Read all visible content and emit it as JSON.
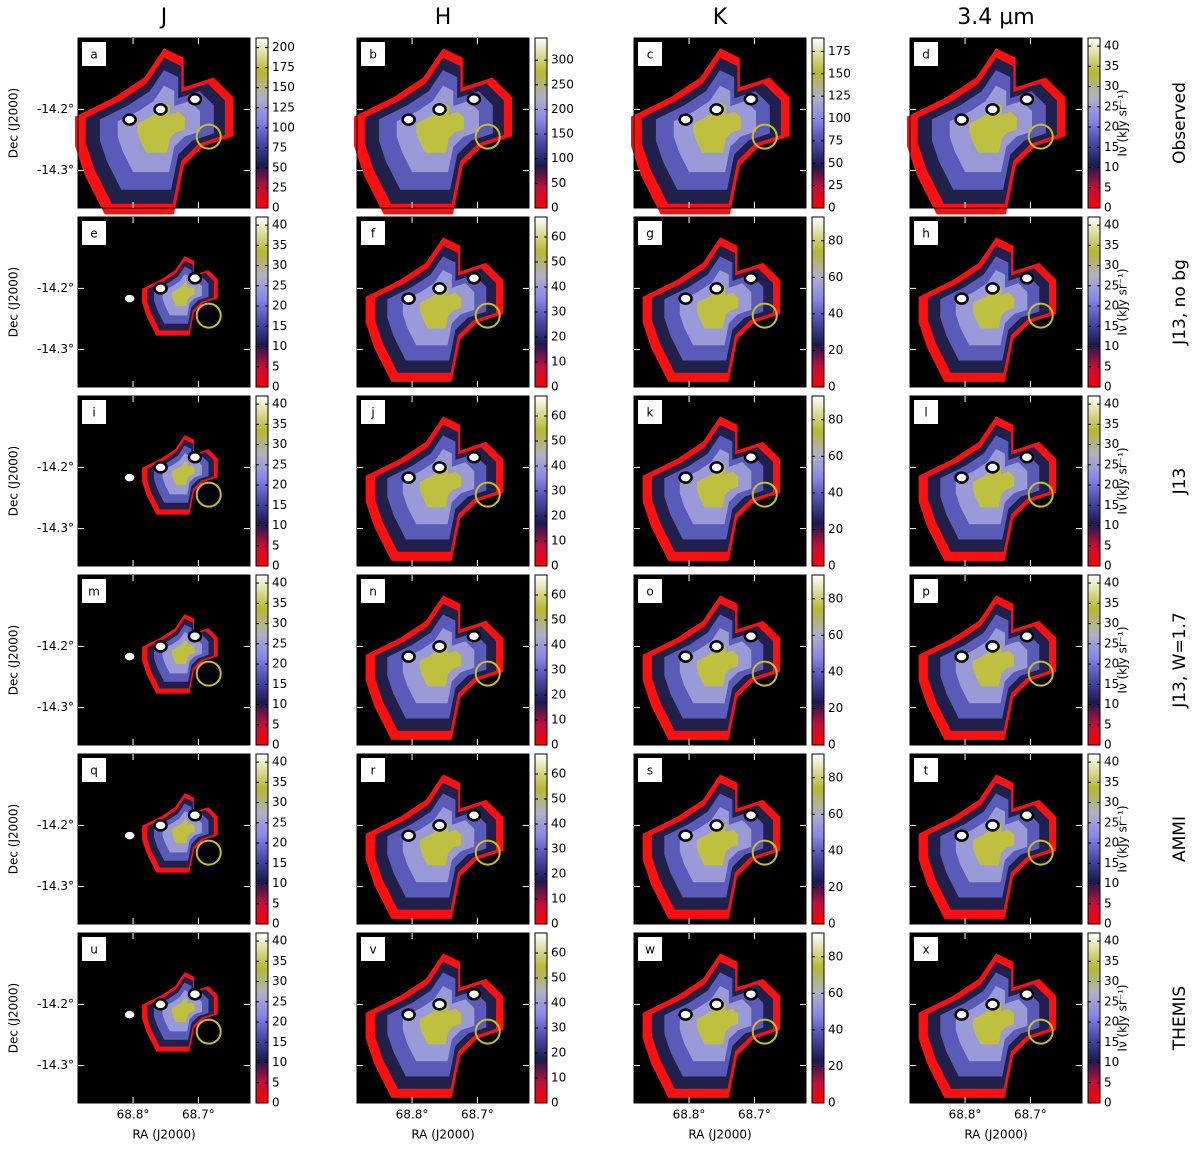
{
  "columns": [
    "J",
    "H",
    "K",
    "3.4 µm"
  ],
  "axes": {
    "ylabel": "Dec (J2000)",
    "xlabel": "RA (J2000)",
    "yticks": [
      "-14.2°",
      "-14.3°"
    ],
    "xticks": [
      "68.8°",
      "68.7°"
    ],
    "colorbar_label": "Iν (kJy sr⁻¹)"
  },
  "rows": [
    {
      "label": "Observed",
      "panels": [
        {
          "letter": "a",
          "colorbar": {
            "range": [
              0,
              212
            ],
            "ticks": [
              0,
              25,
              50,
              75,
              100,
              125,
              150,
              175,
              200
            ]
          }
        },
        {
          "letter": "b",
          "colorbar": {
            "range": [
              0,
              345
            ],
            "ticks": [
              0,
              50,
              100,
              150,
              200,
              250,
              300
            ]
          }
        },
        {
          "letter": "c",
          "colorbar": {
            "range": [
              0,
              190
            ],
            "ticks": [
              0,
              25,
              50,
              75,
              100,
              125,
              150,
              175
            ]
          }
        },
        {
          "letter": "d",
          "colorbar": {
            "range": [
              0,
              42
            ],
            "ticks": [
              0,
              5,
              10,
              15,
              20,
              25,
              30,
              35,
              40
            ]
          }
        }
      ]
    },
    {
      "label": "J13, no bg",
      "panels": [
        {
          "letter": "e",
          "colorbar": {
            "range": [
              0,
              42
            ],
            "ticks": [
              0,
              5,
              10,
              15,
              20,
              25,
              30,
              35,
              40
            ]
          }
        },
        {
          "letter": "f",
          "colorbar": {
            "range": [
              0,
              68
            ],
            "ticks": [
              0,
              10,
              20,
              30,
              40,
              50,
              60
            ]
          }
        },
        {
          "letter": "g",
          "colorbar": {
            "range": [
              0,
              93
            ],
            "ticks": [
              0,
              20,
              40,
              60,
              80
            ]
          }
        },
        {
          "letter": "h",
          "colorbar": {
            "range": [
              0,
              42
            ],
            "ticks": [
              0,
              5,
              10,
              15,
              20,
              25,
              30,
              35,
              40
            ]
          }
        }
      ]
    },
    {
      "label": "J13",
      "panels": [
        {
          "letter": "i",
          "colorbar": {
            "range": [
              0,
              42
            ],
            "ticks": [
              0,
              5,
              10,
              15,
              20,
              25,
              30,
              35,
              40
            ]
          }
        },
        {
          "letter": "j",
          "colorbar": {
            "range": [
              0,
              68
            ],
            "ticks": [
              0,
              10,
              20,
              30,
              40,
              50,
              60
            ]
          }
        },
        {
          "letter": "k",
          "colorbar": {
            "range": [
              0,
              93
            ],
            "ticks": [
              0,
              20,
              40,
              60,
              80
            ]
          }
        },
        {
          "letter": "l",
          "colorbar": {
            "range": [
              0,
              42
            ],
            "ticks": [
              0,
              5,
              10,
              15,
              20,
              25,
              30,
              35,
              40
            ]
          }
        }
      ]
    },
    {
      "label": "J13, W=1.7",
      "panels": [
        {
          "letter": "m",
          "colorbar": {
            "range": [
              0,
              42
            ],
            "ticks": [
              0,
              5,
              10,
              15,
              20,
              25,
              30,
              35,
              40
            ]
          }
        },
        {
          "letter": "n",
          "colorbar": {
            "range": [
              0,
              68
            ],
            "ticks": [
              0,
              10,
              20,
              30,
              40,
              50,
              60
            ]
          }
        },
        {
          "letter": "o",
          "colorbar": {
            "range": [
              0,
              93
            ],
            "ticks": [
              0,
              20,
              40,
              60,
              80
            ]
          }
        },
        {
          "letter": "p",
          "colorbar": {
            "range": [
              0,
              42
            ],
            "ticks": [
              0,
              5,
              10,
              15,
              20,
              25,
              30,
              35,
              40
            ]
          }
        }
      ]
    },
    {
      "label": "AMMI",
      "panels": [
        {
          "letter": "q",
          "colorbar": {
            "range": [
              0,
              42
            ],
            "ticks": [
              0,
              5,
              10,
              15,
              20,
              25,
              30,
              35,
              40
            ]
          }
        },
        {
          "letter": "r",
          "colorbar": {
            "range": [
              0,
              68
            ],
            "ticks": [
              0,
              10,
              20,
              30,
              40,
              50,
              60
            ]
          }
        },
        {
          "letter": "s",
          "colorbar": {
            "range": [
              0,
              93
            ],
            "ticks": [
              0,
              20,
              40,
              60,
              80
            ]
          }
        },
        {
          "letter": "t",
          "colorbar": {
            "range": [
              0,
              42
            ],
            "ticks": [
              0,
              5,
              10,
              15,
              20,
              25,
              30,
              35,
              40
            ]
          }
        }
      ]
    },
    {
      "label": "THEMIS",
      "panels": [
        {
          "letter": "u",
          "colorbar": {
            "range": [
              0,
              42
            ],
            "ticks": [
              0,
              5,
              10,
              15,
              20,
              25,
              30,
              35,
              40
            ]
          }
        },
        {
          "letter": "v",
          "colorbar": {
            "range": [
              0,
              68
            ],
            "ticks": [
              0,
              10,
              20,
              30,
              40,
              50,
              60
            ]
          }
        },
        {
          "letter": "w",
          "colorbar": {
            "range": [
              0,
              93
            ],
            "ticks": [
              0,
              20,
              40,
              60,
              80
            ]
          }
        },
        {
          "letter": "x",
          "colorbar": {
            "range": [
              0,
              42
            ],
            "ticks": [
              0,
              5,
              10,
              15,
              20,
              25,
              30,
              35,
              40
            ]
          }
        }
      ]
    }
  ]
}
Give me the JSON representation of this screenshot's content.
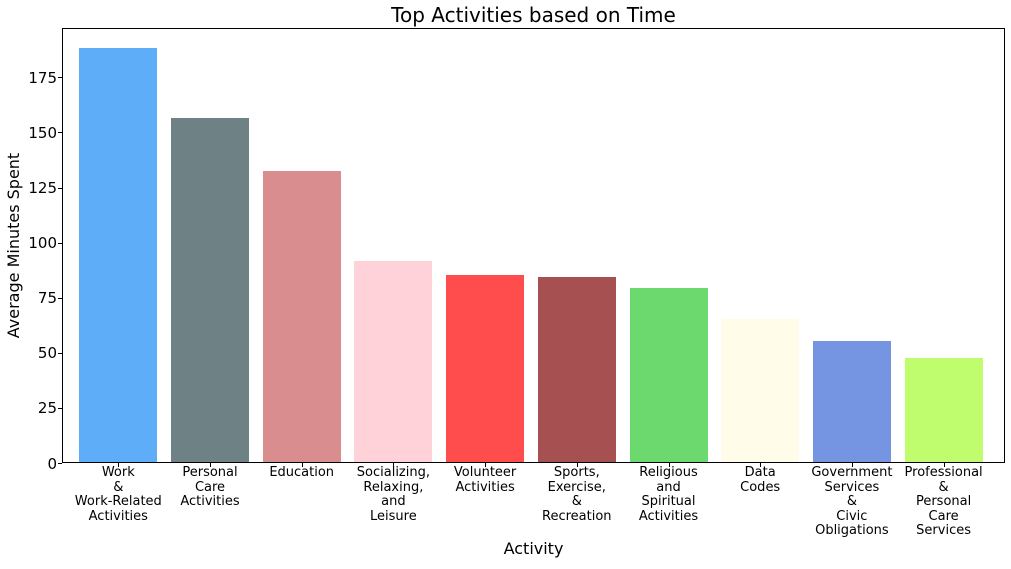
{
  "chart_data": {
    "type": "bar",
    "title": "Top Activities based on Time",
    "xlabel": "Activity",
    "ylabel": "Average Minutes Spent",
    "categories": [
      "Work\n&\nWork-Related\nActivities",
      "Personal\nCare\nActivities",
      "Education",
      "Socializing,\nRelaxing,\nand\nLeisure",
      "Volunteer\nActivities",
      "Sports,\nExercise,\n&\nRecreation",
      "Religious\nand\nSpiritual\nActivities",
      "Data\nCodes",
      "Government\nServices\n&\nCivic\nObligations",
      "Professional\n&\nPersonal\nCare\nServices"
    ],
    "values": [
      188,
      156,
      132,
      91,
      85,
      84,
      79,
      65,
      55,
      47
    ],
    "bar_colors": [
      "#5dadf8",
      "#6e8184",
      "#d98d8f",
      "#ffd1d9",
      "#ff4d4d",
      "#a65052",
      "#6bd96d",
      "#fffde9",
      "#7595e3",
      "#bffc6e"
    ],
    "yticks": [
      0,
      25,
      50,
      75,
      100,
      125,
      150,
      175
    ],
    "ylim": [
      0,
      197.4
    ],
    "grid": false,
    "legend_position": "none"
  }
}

Problem description
Repeat the material above verbatim. Leave the pictures behind.

Result
Read all visible content and emit it as JSON.
{
  "columns": [
    "J",
    "H",
    "K",
    "3.4 µm"
  ],
  "axes": {
    "ylabel": "Dec (J2000)",
    "xlabel": "RA (J2000)",
    "yticks": [
      "-14.2°",
      "-14.3°"
    ],
    "xticks": [
      "68.8°",
      "68.7°"
    ],
    "colorbar_label": "Iν (kJy sr⁻¹)"
  },
  "rows": [
    {
      "label": "Observed",
      "panels": [
        {
          "letter": "a",
          "colorbar": {
            "range": [
              0,
              212
            ],
            "ticks": [
              0,
              25,
              50,
              75,
              100,
              125,
              150,
              175,
              200
            ]
          }
        },
        {
          "letter": "b",
          "colorbar": {
            "range": [
              0,
              345
            ],
            "ticks": [
              0,
              50,
              100,
              150,
              200,
              250,
              300
            ]
          }
        },
        {
          "letter": "c",
          "colorbar": {
            "range": [
              0,
              190
            ],
            "ticks": [
              0,
              25,
              50,
              75,
              100,
              125,
              150,
              175
            ]
          }
        },
        {
          "letter": "d",
          "colorbar": {
            "range": [
              0,
              42
            ],
            "ticks": [
              0,
              5,
              10,
              15,
              20,
              25,
              30,
              35,
              40
            ]
          }
        }
      ]
    },
    {
      "label": "J13, no bg",
      "panels": [
        {
          "letter": "e",
          "colorbar": {
            "range": [
              0,
              42
            ],
            "ticks": [
              0,
              5,
              10,
              15,
              20,
              25,
              30,
              35,
              40
            ]
          }
        },
        {
          "letter": "f",
          "colorbar": {
            "range": [
              0,
              68
            ],
            "ticks": [
              0,
              10,
              20,
              30,
              40,
              50,
              60
            ]
          }
        },
        {
          "letter": "g",
          "colorbar": {
            "range": [
              0,
              93
            ],
            "ticks": [
              0,
              20,
              40,
              60,
              80
            ]
          }
        },
        {
          "letter": "h",
          "colorbar": {
            "range": [
              0,
              42
            ],
            "ticks": [
              0,
              5,
              10,
              15,
              20,
              25,
              30,
              35,
              40
            ]
          }
        }
      ]
    },
    {
      "label": "J13",
      "panels": [
        {
          "letter": "i",
          "colorbar": {
            "range": [
              0,
              42
            ],
            "ticks": [
              0,
              5,
              10,
              15,
              20,
              25,
              30,
              35,
              40
            ]
          }
        },
        {
          "letter": "j",
          "colorbar": {
            "range": [
              0,
              68
            ],
            "ticks": [
              0,
              10,
              20,
              30,
              40,
              50,
              60
            ]
          }
        },
        {
          "letter": "k",
          "colorbar": {
            "range": [
              0,
              93
            ],
            "ticks": [
              0,
              20,
              40,
              60,
              80
            ]
          }
        },
        {
          "letter": "l",
          "colorbar": {
            "range": [
              0,
              42
            ],
            "ticks": [
              0,
              5,
              10,
              15,
              20,
              25,
              30,
              35,
              40
            ]
          }
        }
      ]
    },
    {
      "label": "J13, W=1.7",
      "panels": [
        {
          "letter": "m",
          "colorbar": {
            "range": [
              0,
              42
            ],
            "ticks": [
              0,
              5,
              10,
              15,
              20,
              25,
              30,
              35,
              40
            ]
          }
        },
        {
          "letter": "n",
          "colorbar": {
            "range": [
              0,
              68
            ],
            "ticks": [
              0,
              10,
              20,
              30,
              40,
              50,
              60
            ]
          }
        },
        {
          "letter": "o",
          "colorbar": {
            "range": [
              0,
              93
            ],
            "ticks": [
              0,
              20,
              40,
              60,
              80
            ]
          }
        },
        {
          "letter": "p",
          "colorbar": {
            "range": [
              0,
              42
            ],
            "ticks": [
              0,
              5,
              10,
              15,
              20,
              25,
              30,
              35,
              40
            ]
          }
        }
      ]
    },
    {
      "label": "AMMI",
      "panels": [
        {
          "letter": "q",
          "colorbar": {
            "range": [
              0,
              42
            ],
            "ticks": [
              0,
              5,
              10,
              15,
              20,
              25,
              30,
              35,
              40
            ]
          }
        },
        {
          "letter": "r",
          "colorbar": {
            "range": [
              0,
              68
            ],
            "ticks": [
              0,
              10,
              20,
              30,
              40,
              50,
              60
            ]
          }
        },
        {
          "letter": "s",
          "colorbar": {
            "range": [
              0,
              93
            ],
            "ticks": [
              0,
              20,
              40,
              60,
              80
            ]
          }
        },
        {
          "letter": "t",
          "colorbar": {
            "range": [
              0,
              42
            ],
            "ticks": [
              0,
              5,
              10,
              15,
              20,
              25,
              30,
              35,
              40
            ]
          }
        }
      ]
    },
    {
      "label": "THEMIS",
      "panels": [
        {
          "letter": "u",
          "colorbar": {
            "range": [
              0,
              42
            ],
            "ticks": [
              0,
              5,
              10,
              15,
              20,
              25,
              30,
              35,
              40
            ]
          }
        },
        {
          "letter": "v",
          "colorbar": {
            "range": [
              0,
              68
            ],
            "ticks": [
              0,
              10,
              20,
              30,
              40,
              50,
              60
            ]
          }
        },
        {
          "letter": "w",
          "colorbar": {
            "range": [
              0,
              93
            ],
            "ticks": [
              0,
              20,
              40,
              60,
              80
            ]
          }
        },
        {
          "letter": "x",
          "colorbar": {
            "range": [
              0,
              42
            ],
            "ticks": [
              0,
              5,
              10,
              15,
              20,
              25,
              30,
              35,
              40
            ]
          }
        }
      ]
    }
  ]
}
Give me the JSON representation of this screenshot's content.
{
  "chart_data": {
    "type": "bar",
    "title": "Top Activities based on Time",
    "xlabel": "Activity",
    "ylabel": "Average Minutes Spent",
    "categories": [
      "Work\n&\nWork-Related\nActivities",
      "Personal\nCare\nActivities",
      "Education",
      "Socializing,\nRelaxing,\nand\nLeisure",
      "Volunteer\nActivities",
      "Sports,\nExercise,\n&\nRecreation",
      "Religious\nand\nSpiritual\nActivities",
      "Data\nCodes",
      "Government\nServices\n&\nCivic\nObligations",
      "Professional\n&\nPersonal\nCare\nServices"
    ],
    "values": [
      188,
      156,
      132,
      91,
      85,
      84,
      79,
      65,
      55,
      47
    ],
    "bar_colors": [
      "#5dadf8",
      "#6e8184",
      "#d98d8f",
      "#ffd1d9",
      "#ff4d4d",
      "#a65052",
      "#6bd96d",
      "#fffde9",
      "#7595e3",
      "#bffc6e"
    ],
    "yticks": [
      0,
      25,
      50,
      75,
      100,
      125,
      150,
      175
    ],
    "ylim": [
      0,
      197.4
    ],
    "grid": false,
    "legend_position": "none"
  }
}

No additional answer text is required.